What is expected. Below are records. Copy every line with "stroke" in it.

--- begin ---

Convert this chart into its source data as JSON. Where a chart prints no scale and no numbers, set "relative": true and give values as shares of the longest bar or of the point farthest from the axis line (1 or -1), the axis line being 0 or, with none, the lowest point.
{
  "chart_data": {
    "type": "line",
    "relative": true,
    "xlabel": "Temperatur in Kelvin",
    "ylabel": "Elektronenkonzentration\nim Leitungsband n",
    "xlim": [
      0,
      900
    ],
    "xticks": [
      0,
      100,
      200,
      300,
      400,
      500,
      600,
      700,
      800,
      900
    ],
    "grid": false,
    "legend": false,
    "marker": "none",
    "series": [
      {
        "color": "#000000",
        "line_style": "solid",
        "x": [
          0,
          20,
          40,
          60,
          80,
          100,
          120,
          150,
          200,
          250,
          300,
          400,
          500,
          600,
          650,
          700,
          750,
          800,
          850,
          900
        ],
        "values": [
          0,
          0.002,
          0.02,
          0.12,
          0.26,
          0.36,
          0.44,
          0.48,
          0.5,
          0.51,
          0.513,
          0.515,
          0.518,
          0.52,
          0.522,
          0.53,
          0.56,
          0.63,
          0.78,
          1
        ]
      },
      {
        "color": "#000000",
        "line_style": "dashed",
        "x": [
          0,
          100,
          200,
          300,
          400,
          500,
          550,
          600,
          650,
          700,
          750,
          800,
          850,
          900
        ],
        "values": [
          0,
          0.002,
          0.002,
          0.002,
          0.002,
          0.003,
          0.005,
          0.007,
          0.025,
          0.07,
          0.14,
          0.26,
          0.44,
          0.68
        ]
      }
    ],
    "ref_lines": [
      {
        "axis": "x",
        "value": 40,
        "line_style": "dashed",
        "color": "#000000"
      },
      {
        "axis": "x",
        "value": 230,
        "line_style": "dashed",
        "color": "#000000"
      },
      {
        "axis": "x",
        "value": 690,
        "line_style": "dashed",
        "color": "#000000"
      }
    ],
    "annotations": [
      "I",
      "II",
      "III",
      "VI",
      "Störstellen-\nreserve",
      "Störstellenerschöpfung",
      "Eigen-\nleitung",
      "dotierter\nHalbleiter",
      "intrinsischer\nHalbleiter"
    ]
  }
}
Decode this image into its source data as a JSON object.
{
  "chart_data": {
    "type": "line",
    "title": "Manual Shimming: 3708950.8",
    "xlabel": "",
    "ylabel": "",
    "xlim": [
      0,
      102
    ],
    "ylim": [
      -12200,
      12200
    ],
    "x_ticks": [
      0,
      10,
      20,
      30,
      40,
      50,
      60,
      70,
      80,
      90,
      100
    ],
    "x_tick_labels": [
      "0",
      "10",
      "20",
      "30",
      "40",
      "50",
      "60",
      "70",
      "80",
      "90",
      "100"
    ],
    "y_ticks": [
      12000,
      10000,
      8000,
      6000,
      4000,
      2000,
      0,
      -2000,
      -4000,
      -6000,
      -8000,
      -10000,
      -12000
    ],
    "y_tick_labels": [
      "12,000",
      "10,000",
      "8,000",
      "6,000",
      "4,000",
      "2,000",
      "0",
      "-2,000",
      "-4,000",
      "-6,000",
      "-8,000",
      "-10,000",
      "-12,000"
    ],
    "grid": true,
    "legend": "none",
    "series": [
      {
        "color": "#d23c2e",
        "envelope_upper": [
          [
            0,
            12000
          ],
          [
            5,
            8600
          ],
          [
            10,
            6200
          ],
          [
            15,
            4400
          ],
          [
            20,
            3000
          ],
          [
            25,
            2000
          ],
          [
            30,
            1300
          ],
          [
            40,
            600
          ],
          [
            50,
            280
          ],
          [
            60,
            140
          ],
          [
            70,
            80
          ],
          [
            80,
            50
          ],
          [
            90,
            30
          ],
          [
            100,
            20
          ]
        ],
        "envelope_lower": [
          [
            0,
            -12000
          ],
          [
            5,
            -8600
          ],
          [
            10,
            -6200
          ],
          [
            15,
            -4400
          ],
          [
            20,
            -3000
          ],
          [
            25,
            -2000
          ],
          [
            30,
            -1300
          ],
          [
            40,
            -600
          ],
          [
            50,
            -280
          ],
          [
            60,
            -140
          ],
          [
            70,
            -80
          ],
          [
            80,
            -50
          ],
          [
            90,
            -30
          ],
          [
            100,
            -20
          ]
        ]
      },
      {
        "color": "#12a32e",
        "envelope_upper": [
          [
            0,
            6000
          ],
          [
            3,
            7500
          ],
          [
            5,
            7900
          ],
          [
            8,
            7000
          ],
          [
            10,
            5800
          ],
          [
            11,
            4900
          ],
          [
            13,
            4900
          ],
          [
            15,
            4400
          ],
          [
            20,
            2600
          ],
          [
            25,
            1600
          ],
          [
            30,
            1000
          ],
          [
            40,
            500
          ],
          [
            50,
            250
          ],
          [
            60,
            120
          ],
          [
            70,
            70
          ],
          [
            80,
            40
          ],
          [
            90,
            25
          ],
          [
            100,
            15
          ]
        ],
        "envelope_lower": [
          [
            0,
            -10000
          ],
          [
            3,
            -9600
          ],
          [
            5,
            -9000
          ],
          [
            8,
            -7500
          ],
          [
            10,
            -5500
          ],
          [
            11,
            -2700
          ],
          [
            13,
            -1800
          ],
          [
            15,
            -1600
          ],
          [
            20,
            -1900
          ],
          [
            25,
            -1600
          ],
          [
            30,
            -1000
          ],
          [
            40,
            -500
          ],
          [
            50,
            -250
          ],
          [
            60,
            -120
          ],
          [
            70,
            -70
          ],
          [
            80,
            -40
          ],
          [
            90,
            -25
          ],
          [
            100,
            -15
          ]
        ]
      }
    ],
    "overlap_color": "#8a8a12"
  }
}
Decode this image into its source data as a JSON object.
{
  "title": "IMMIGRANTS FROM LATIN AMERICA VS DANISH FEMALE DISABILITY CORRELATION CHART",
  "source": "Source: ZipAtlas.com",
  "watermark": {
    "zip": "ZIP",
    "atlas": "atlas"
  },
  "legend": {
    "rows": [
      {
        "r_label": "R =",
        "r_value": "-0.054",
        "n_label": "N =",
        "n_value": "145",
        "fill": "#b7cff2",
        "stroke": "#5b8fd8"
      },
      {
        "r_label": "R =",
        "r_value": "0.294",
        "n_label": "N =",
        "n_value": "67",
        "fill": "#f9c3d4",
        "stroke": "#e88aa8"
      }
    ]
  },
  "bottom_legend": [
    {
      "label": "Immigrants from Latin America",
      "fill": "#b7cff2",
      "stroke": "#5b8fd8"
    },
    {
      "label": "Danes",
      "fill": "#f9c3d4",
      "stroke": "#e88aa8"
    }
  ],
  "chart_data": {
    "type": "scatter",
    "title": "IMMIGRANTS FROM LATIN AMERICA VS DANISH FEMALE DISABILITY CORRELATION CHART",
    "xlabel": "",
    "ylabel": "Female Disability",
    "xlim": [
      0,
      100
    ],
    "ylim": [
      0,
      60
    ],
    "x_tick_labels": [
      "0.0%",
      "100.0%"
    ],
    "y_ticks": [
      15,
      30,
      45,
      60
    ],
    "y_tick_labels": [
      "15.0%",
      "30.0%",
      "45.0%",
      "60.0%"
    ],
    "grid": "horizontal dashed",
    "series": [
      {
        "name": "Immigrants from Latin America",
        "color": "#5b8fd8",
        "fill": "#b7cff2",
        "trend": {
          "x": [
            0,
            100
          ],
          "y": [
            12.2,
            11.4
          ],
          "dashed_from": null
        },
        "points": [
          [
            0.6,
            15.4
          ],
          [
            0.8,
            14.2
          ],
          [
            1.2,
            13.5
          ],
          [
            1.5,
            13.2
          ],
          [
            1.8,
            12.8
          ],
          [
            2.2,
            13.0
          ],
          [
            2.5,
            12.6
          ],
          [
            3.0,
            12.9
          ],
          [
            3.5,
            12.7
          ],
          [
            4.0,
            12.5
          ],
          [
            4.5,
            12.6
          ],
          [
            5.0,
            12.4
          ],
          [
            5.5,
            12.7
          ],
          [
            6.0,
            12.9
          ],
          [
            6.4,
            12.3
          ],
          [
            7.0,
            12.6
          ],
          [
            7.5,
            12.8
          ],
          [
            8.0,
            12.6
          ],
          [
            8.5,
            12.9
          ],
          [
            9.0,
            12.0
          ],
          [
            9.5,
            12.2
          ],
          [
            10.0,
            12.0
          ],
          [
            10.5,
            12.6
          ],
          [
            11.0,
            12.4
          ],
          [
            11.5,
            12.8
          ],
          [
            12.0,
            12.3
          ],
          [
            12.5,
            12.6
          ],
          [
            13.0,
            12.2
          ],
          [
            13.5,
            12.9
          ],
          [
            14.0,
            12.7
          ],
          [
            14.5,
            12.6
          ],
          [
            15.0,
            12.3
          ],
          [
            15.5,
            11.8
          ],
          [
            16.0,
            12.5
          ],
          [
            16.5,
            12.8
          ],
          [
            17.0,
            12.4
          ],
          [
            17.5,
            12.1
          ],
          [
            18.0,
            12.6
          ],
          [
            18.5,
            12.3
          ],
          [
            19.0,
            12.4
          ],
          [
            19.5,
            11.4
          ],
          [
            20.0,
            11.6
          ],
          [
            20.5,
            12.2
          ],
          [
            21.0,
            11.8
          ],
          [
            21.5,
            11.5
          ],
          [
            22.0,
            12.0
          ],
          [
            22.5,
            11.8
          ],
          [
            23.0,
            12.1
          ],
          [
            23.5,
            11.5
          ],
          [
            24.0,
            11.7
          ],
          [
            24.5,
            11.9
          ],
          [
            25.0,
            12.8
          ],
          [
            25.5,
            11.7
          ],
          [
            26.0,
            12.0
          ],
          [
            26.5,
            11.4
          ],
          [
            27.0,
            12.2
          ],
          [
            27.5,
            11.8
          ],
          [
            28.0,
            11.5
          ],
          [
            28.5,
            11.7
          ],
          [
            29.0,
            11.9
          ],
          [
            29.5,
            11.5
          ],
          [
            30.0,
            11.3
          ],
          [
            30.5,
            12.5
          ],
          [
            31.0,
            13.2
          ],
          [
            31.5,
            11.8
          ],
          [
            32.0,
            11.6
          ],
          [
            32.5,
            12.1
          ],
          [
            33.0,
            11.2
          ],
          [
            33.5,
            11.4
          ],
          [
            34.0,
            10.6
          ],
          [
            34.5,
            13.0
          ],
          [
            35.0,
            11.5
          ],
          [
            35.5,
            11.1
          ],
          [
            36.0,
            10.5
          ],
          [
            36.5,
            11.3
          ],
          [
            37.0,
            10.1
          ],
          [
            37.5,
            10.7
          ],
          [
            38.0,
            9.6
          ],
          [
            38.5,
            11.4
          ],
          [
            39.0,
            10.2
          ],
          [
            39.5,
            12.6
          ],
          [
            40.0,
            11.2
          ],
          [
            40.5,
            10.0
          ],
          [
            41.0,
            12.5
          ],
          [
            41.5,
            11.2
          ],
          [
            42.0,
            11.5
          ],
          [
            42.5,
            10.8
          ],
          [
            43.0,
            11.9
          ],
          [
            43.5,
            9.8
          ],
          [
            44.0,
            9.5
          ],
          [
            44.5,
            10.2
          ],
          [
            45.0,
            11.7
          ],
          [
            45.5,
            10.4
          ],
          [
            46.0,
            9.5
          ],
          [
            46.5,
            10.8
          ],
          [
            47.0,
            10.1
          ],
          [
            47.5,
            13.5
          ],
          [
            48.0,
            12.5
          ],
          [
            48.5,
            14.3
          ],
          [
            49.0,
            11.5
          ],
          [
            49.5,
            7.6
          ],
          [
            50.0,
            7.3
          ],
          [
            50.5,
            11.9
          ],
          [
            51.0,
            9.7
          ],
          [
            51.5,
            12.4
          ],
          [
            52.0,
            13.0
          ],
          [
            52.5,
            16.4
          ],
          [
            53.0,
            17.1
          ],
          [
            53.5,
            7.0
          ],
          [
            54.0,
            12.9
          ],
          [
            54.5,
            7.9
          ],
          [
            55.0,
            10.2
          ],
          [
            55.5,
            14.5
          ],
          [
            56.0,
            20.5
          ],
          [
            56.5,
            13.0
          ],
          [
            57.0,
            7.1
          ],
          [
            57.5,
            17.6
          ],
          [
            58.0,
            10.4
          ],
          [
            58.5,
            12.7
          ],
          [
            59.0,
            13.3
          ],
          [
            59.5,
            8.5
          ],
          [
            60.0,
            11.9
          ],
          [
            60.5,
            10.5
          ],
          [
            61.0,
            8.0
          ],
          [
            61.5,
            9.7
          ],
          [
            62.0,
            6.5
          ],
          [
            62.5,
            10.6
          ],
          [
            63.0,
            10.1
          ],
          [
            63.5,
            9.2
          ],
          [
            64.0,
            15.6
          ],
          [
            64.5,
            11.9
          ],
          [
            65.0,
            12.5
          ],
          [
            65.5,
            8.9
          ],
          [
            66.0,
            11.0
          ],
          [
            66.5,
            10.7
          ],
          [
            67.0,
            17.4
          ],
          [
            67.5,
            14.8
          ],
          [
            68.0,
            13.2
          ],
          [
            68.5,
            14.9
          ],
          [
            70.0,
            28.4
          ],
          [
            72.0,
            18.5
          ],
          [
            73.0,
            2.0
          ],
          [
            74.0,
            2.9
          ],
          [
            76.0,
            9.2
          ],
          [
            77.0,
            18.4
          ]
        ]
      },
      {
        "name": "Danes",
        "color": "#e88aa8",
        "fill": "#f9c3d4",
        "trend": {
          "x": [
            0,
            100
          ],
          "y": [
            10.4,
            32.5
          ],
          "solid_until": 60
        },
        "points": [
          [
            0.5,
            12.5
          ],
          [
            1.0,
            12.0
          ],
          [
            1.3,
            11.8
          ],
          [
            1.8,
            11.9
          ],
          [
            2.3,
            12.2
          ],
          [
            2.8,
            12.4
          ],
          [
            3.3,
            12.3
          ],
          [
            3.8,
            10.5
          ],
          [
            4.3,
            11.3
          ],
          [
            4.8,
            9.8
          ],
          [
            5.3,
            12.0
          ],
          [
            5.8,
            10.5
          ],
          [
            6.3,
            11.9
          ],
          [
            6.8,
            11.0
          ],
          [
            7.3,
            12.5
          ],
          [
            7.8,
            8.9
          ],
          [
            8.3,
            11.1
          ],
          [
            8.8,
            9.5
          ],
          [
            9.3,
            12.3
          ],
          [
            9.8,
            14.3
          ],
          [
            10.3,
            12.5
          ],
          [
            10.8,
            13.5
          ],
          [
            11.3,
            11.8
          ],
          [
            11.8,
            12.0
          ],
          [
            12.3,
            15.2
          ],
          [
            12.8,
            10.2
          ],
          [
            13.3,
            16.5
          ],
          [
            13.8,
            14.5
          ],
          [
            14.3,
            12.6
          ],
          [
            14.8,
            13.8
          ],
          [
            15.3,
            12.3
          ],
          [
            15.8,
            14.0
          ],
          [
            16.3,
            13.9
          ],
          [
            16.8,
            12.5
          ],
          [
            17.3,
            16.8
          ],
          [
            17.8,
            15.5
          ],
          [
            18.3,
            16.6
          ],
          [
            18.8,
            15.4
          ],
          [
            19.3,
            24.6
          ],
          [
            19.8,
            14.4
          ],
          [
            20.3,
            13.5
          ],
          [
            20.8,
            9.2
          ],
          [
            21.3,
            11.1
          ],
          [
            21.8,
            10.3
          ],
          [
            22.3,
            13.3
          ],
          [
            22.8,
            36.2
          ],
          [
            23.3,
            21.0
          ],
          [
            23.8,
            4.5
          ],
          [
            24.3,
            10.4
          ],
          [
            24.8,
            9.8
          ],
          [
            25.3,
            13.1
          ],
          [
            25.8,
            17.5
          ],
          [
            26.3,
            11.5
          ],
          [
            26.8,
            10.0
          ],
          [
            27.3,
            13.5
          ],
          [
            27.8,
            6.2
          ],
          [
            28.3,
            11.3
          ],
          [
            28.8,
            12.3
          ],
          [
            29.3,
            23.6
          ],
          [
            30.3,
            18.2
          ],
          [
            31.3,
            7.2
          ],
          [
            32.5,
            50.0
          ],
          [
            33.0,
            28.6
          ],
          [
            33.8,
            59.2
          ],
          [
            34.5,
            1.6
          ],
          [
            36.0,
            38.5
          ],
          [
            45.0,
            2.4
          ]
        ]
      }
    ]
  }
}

--- end ---

Solution below.
        "stroke": "#5b8fd8"
        "stroke": "#e88aa8"
      "stroke": "#5b8fd8"
      "stroke": "#e88aa8"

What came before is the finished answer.